> [GIVEN INSTRUCTION]: Using the material below, copy every line where "placeholder" appears.

·····

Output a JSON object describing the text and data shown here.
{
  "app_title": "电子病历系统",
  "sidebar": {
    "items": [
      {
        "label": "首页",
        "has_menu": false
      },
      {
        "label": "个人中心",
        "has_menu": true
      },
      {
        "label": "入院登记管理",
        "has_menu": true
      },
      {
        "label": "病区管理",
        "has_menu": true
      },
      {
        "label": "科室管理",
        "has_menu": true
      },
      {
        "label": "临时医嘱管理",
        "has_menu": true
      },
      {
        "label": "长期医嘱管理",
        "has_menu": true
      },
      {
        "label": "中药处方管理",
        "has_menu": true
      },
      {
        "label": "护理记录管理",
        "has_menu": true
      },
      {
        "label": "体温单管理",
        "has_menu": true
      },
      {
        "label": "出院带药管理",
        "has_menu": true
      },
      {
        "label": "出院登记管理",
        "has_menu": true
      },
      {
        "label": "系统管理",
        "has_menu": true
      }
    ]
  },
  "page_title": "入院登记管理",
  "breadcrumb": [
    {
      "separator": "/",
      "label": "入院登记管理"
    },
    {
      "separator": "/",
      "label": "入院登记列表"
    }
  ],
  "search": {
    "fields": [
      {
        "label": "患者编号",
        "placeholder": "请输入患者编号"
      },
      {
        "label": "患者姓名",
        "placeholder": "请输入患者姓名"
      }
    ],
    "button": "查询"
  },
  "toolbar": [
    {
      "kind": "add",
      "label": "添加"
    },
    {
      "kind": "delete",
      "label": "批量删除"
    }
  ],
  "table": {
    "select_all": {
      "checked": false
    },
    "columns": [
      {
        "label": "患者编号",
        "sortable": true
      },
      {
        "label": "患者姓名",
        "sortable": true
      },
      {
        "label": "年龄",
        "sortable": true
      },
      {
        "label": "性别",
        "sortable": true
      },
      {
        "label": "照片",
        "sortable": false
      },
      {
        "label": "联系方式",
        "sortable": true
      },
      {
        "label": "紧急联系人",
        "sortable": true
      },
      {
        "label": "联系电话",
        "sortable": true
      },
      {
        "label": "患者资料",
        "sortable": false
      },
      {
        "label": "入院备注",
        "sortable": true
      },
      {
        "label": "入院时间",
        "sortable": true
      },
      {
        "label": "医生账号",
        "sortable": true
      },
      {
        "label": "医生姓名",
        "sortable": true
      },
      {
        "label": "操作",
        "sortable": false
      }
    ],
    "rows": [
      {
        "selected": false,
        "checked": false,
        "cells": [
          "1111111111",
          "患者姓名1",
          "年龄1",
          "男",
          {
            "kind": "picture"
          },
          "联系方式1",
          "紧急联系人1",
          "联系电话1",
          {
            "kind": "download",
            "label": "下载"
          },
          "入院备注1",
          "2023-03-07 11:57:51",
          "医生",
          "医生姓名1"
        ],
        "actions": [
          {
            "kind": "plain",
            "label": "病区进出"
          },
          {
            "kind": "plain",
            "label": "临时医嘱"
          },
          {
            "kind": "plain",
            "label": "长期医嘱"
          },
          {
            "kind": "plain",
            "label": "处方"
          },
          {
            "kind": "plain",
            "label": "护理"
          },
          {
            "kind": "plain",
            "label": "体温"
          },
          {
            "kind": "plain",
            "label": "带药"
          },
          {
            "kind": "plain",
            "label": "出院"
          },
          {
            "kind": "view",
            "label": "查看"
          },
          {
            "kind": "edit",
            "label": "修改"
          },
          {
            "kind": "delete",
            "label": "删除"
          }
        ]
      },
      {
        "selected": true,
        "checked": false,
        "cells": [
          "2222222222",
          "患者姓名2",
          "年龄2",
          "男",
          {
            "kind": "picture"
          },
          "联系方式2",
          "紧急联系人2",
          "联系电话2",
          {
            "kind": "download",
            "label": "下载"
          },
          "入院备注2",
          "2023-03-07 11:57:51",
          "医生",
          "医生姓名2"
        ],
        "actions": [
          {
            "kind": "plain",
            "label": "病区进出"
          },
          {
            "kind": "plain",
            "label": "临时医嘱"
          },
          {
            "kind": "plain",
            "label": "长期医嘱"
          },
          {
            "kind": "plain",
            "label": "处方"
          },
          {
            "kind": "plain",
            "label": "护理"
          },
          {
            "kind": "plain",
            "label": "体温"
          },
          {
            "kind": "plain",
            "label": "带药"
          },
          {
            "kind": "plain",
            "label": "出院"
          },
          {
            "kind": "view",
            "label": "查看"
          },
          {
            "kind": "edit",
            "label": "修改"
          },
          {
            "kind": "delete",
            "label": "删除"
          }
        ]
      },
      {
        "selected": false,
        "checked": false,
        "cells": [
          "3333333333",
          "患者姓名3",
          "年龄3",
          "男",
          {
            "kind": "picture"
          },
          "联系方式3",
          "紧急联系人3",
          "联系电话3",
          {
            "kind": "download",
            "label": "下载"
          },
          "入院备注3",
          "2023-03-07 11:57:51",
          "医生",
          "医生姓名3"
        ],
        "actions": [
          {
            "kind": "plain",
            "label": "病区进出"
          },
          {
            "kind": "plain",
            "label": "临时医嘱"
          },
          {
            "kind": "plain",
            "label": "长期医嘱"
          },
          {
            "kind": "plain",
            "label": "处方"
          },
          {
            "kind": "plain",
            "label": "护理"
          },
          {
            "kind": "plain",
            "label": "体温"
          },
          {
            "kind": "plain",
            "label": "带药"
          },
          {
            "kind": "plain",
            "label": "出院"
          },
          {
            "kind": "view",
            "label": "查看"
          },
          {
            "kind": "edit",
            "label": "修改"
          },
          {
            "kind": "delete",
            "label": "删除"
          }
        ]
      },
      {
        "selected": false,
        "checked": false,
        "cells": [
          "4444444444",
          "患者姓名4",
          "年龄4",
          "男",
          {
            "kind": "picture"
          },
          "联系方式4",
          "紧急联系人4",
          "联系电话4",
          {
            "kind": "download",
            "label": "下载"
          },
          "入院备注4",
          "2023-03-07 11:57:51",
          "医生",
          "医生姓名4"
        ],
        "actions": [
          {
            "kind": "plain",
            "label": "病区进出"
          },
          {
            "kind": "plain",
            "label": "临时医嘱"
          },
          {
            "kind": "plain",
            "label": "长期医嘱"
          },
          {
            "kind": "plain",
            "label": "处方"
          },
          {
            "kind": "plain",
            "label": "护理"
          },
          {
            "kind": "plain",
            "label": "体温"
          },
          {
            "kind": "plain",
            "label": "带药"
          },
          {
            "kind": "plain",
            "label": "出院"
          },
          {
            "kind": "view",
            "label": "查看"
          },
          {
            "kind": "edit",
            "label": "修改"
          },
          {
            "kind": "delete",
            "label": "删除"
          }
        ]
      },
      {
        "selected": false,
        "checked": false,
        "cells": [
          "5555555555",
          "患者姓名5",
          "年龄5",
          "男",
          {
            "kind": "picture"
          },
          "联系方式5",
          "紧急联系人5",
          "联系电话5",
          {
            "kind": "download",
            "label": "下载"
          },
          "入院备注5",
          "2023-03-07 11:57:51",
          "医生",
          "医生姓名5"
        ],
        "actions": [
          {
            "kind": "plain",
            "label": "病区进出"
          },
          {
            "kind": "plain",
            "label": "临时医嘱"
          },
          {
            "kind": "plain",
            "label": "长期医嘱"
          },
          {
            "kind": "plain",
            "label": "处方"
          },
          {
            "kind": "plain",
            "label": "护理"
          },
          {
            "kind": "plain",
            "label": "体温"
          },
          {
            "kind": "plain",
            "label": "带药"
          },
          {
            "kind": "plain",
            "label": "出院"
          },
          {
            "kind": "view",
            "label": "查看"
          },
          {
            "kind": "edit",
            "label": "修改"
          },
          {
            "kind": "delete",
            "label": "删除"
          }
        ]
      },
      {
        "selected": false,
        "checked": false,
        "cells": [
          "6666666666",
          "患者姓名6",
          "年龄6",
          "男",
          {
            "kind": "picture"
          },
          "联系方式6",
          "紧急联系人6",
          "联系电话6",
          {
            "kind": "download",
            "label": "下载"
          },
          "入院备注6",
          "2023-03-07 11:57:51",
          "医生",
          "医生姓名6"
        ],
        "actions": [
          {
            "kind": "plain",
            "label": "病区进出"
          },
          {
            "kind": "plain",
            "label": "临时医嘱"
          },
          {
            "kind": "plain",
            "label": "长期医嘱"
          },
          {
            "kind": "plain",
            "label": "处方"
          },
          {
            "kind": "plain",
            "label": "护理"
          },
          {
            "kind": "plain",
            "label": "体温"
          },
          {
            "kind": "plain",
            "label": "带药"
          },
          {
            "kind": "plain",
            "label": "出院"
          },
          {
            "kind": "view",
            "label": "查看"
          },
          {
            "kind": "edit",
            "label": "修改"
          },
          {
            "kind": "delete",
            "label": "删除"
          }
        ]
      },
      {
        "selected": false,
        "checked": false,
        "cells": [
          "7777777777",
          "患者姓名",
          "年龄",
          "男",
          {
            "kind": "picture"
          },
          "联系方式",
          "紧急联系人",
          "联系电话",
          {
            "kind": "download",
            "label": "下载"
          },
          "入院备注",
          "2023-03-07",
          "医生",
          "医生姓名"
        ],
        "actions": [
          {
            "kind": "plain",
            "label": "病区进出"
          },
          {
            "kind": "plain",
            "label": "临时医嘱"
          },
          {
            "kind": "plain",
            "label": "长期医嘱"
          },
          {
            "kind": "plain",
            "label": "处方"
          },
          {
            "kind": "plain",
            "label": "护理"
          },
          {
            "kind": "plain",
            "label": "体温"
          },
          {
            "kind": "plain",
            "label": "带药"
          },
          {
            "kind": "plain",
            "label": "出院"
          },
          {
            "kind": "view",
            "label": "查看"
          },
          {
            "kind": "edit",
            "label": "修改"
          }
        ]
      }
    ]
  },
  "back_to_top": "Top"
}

·····

> [ANSWER]:
        "placeholder": "请输入患者编号"
        "placeholder": "请输入患者姓名"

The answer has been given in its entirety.